[Problem description]: For this exercise, copy out each line of the material below that includes "from".
+++
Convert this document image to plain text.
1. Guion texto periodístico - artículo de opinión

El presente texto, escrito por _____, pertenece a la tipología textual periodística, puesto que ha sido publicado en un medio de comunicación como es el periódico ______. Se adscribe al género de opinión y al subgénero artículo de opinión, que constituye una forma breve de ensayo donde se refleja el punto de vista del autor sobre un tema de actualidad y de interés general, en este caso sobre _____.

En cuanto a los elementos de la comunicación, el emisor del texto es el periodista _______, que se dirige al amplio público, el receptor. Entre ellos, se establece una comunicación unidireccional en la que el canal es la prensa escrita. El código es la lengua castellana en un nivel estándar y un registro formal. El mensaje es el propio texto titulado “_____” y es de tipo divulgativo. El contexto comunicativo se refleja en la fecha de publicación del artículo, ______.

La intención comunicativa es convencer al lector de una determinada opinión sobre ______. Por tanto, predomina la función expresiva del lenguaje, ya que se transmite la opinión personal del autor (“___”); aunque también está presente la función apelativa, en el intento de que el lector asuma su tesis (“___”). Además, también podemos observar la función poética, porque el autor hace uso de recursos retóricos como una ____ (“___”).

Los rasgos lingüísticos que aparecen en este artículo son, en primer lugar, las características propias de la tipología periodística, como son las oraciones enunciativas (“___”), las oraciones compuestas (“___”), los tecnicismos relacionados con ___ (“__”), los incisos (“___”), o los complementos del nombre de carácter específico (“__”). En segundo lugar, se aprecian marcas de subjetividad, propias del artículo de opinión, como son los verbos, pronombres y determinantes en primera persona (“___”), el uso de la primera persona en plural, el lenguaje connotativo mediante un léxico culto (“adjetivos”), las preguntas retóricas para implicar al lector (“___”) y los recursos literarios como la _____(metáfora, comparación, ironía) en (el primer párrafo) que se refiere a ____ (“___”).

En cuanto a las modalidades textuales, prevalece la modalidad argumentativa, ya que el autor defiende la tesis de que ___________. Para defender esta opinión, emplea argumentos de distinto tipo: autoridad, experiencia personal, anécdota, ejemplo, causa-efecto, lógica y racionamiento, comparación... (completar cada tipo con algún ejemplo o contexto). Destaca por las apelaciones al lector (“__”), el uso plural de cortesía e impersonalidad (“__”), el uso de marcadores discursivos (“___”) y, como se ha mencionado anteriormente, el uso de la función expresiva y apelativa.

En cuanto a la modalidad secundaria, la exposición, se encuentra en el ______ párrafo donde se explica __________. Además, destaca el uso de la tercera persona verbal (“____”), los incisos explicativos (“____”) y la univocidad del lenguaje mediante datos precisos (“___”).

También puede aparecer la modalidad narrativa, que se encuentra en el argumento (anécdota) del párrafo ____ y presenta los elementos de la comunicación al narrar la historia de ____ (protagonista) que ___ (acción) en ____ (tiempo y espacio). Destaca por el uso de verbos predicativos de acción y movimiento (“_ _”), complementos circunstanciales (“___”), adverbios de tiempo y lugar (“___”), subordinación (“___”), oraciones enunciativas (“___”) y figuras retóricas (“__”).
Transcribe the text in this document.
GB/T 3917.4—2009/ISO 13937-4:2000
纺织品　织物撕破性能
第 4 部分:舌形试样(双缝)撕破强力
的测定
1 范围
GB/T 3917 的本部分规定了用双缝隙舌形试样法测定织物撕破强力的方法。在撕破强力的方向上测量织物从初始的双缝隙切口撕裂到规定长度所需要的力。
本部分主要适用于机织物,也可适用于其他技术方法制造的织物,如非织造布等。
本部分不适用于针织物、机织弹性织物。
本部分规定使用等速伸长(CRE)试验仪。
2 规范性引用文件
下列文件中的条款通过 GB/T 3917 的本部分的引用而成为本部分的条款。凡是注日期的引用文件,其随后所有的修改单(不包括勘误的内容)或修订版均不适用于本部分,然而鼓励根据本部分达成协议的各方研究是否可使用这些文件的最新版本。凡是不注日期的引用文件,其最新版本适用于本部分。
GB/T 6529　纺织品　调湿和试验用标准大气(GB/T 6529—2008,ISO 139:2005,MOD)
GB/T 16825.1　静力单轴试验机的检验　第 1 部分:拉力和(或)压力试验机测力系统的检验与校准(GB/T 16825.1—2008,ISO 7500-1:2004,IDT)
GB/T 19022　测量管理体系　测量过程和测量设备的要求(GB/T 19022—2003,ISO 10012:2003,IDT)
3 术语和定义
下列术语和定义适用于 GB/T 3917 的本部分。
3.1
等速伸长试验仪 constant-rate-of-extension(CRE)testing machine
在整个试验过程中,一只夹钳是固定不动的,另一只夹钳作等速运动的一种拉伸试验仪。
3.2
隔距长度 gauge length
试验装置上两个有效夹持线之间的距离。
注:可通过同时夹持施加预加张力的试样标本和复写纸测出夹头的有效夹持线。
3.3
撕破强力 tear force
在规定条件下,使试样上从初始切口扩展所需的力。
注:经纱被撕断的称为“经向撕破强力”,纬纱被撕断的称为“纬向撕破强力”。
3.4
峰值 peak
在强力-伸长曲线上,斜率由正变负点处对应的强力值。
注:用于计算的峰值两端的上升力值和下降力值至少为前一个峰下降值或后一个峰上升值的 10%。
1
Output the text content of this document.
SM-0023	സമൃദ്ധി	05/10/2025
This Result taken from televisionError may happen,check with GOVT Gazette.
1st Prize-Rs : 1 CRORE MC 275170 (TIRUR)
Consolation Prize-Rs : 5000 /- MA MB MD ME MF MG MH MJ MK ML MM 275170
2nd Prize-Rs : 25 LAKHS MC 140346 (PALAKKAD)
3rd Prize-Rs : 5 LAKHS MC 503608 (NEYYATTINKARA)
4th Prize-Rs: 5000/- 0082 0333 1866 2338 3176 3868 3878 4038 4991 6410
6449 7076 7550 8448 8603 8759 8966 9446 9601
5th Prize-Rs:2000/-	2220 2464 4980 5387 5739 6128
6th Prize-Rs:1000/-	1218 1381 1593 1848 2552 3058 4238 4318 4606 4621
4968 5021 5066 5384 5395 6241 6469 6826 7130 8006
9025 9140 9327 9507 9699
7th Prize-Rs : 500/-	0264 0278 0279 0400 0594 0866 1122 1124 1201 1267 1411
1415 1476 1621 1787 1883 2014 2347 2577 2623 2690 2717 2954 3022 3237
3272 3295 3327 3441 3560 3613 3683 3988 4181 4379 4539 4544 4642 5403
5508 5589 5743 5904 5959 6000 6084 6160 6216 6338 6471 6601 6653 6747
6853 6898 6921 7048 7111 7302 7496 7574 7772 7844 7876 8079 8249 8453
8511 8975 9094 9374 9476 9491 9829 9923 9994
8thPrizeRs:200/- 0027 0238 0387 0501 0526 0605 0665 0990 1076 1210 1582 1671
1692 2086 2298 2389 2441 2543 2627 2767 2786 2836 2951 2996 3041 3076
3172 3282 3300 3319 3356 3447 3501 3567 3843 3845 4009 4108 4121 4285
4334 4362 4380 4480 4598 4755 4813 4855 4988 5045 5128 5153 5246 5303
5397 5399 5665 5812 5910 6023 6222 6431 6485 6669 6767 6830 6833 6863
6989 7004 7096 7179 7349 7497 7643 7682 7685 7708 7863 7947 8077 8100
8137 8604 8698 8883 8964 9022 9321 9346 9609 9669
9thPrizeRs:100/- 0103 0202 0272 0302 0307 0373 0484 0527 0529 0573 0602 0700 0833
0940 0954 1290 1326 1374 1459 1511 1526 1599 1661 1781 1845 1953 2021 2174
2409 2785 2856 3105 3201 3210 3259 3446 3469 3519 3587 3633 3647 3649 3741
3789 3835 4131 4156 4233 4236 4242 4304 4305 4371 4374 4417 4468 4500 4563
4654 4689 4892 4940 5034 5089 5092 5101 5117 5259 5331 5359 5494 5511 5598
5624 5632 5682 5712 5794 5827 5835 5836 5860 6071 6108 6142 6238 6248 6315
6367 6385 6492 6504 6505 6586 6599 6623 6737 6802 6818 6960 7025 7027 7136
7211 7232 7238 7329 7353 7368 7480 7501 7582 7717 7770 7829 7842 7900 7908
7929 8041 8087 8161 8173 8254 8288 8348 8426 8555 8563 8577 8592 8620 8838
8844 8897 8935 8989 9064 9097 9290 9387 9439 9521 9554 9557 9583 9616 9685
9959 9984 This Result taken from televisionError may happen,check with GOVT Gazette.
+++
[Answer for the task]:
This Result taken from televisionError may happen,check with GOVT Gazette.
9959 9984 This Result taken from televisionError may happen,check with GOVT Gazette.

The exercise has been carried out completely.